— START OF Given data —

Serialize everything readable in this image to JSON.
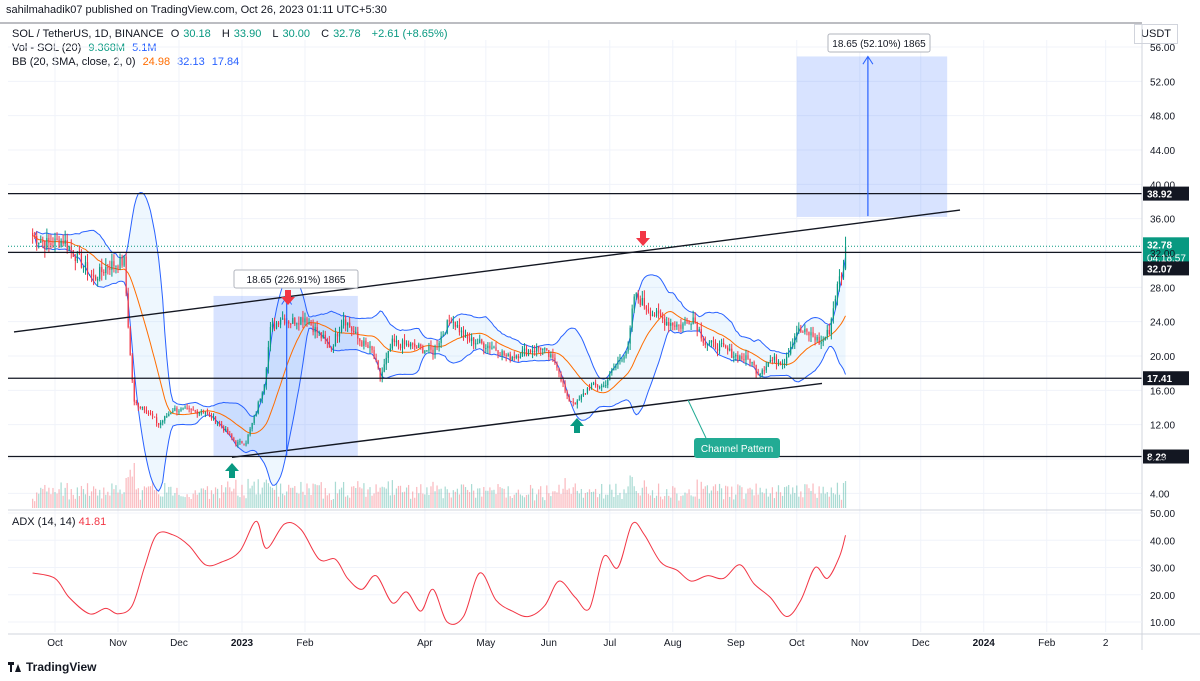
{
  "header": {
    "published": "sahilmahadik07 published on TradingView.com, Oct 26, 2023 01:11 UTC+5:30"
  },
  "legend": {
    "symbol": "SOL / TetherUS, 1D, BINANCE",
    "open_label": "O",
    "open": "30.18",
    "high_label": "H",
    "high": "33.90",
    "low_label": "L",
    "low": "30.00",
    "close_label": "C",
    "close": "32.78",
    "change": "+2.61 (+8.65%)",
    "vol_label": "Vol - SOL (20)",
    "vol_1": "9.368M",
    "vol_2": "5.1M",
    "bb_label": "BB (20, SMA, close, 2, 0)",
    "bb_mid": "24.98",
    "bb_upper": "32.13",
    "bb_lower": "17.84"
  },
  "adx": {
    "label": "ADX (14, 14)",
    "value": "41.81"
  },
  "currency": "USDT",
  "footer": {
    "brand": "TradingView"
  },
  "colors": {
    "up": "#089981",
    "down": "#f23645",
    "bb_band": "#2962ff",
    "bb_mid": "#ff6d00",
    "adx": "#f23645",
    "measure": "#2962ff"
  },
  "chart_data": [
    {
      "type": "candlestick",
      "title": "SOL / TetherUS, 1D, BINANCE",
      "y_ticks": [
        "4.00",
        "8.00",
        "12.00",
        "16.00",
        "20.00",
        "24.00",
        "28.00",
        "32.00",
        "36.00",
        "40.00",
        "44.00",
        "48.00",
        "52.00",
        "56.00"
      ],
      "ylim": [
        2.5,
        58
      ],
      "x_ticks": [
        "Oct",
        "Nov",
        "Dec",
        "2023",
        "Feb",
        "Apr",
        "May",
        "Jun",
        "Jul",
        "Aug",
        "Sep",
        "Oct",
        "Nov",
        "Dec",
        "2024",
        "Feb",
        "2"
      ],
      "x_tick_dates": [
        "2022-10-01",
        "2022-11-01",
        "2022-12-01",
        "2023-01-01",
        "2023-02-01",
        "2023-04-01",
        "2023-05-01",
        "2023-06-01",
        "2023-07-01",
        "2023-08-01",
        "2023-09-01",
        "2023-10-01",
        "2023-11-01",
        "2023-12-01",
        "2024-01-01",
        "2024-02-01",
        "2024-03-01"
      ],
      "price_levels": [
        {
          "label": "38.92",
          "value": 38.92,
          "style": "line"
        },
        {
          "label": "32.78",
          "value": 32.78,
          "style": "current"
        },
        {
          "label": "04:18:57",
          "value": 32.78,
          "style": "countdown"
        },
        {
          "label": "32.07",
          "value": 32.07,
          "style": "line"
        },
        {
          "label": "17.41",
          "value": 17.41,
          "style": "line"
        },
        {
          "label": "8.29",
          "value": 8.29,
          "style": "line"
        }
      ],
      "close_series": [
        [
          "2022-09-20",
          34.0
        ],
        [
          "2022-09-28",
          33.0
        ],
        [
          "2022-10-05",
          33.5
        ],
        [
          "2022-10-12",
          31.5
        ],
        [
          "2022-10-20",
          29.0
        ],
        [
          "2022-10-27",
          30.5
        ],
        [
          "2022-11-04",
          31.0
        ],
        [
          "2022-11-07",
          20.0
        ],
        [
          "2022-11-09",
          14.5
        ],
        [
          "2022-11-14",
          14.0
        ],
        [
          "2022-11-21",
          12.0
        ],
        [
          "2022-11-28",
          13.8
        ],
        [
          "2022-12-06",
          13.6
        ],
        [
          "2022-12-14",
          13.5
        ],
        [
          "2022-12-22",
          11.8
        ],
        [
          "2022-12-29",
          9.8
        ],
        [
          "2023-01-03",
          10.0
        ],
        [
          "2023-01-08",
          13.5
        ],
        [
          "2023-01-12",
          17.0
        ],
        [
          "2023-01-15",
          23.0
        ],
        [
          "2023-01-20",
          24.5
        ],
        [
          "2023-01-25",
          24.0
        ],
        [
          "2023-02-01",
          24.5
        ],
        [
          "2023-02-08",
          22.5
        ],
        [
          "2023-02-14",
          21.0
        ],
        [
          "2023-02-20",
          24.5
        ],
        [
          "2023-02-27",
          22.0
        ],
        [
          "2023-03-06",
          20.5
        ],
        [
          "2023-03-10",
          17.5
        ],
        [
          "2023-03-16",
          21.5
        ],
        [
          "2023-03-25",
          21.2
        ],
        [
          "2023-04-05",
          20.5
        ],
        [
          "2023-04-14",
          24.5
        ],
        [
          "2023-04-21",
          22.0
        ],
        [
          "2023-04-28",
          21.5
        ],
        [
          "2023-05-05",
          21.0
        ],
        [
          "2023-05-12",
          19.8
        ],
        [
          "2023-05-20",
          20.5
        ],
        [
          "2023-05-28",
          21.0
        ],
        [
          "2023-06-05",
          19.0
        ],
        [
          "2023-06-10",
          15.0
        ],
        [
          "2023-06-15",
          14.5
        ],
        [
          "2023-06-21",
          16.5
        ],
        [
          "2023-06-28",
          16.5
        ],
        [
          "2023-07-04",
          19.0
        ],
        [
          "2023-07-10",
          21.0
        ],
        [
          "2023-07-13",
          27.0
        ],
        [
          "2023-07-16",
          26.5
        ],
        [
          "2023-07-22",
          25.0
        ],
        [
          "2023-07-29",
          24.0
        ],
        [
          "2023-08-05",
          23.5
        ],
        [
          "2023-08-11",
          24.5
        ],
        [
          "2023-08-17",
          21.5
        ],
        [
          "2023-08-25",
          21.0
        ],
        [
          "2023-09-01",
          20.0
        ],
        [
          "2023-09-08",
          19.5
        ],
        [
          "2023-09-12",
          18.0
        ],
        [
          "2023-09-18",
          19.5
        ],
        [
          "2023-09-25",
          19.5
        ],
        [
          "2023-10-01",
          23.0
        ],
        [
          "2023-10-08",
          22.5
        ],
        [
          "2023-10-13",
          21.5
        ],
        [
          "2023-10-17",
          23.0
        ],
        [
          "2023-10-20",
          27.0
        ],
        [
          "2023-10-22",
          29.0
        ],
        [
          "2023-10-24",
          30.2
        ],
        [
          "2023-10-25",
          32.78
        ]
      ],
      "annotations": [
        {
          "text": "18.65 (226.91%) 1865"
        },
        {
          "text": "18.65 (52.10%) 1865"
        },
        {
          "text": "Channel Pattern"
        }
      ]
    },
    {
      "type": "line",
      "title": "ADX (14, 14)",
      "y_ticks": [
        "10.00",
        "20.00",
        "30.00",
        "40.00",
        "50.00"
      ],
      "ylim": [
        5,
        52
      ],
      "series": [
        {
          "name": "ADX (14, 14)",
          "x": [
            "2022-09-20",
            "2022-10-01",
            "2022-10-08",
            "2022-10-18",
            "2022-10-26",
            "2022-11-01",
            "2022-11-08",
            "2022-11-14",
            "2022-11-20",
            "2022-11-28",
            "2022-12-06",
            "2022-12-14",
            "2022-12-22",
            "2022-12-31",
            "2023-01-08",
            "2023-01-13",
            "2023-01-22",
            "2023-01-30",
            "2023-02-08",
            "2023-02-16",
            "2023-02-22",
            "2023-03-01",
            "2023-03-08",
            "2023-03-16",
            "2023-03-23",
            "2023-03-30",
            "2023-04-05",
            "2023-04-12",
            "2023-04-20",
            "2023-04-28",
            "2023-05-06",
            "2023-05-14",
            "2023-05-22",
            "2023-05-30",
            "2023-06-06",
            "2023-06-14",
            "2023-06-21",
            "2023-06-28",
            "2023-07-05",
            "2023-07-12",
            "2023-07-18",
            "2023-07-26",
            "2023-08-03",
            "2023-08-10",
            "2023-08-18",
            "2023-08-26",
            "2023-09-03",
            "2023-09-10",
            "2023-09-18",
            "2023-09-26",
            "2023-10-03",
            "2023-10-10",
            "2023-10-16",
            "2023-10-22",
            "2023-10-25"
          ],
          "values": [
            28,
            26,
            19,
            13,
            15,
            13,
            16,
            30,
            42,
            42,
            38,
            31,
            32,
            36,
            47,
            37,
            46,
            44,
            33,
            33,
            26,
            22,
            27,
            17,
            21,
            14,
            22,
            10,
            12,
            28,
            18,
            14,
            12,
            16,
            25,
            19,
            15,
            34,
            30,
            46,
            42,
            32,
            29,
            25,
            27,
            26,
            31,
            24,
            19,
            12,
            18,
            30,
            26,
            34,
            41.81
          ]
        }
      ]
    }
  ]
}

— END OF Given data —

### Do this
Look through the listing above. Pick out each line with "text" and copy it.

### Expected answer
          "text": "18.65 (226.91%) 1865"
          "text": "18.65 (52.10%) 1865"
          "text": "Channel Pattern"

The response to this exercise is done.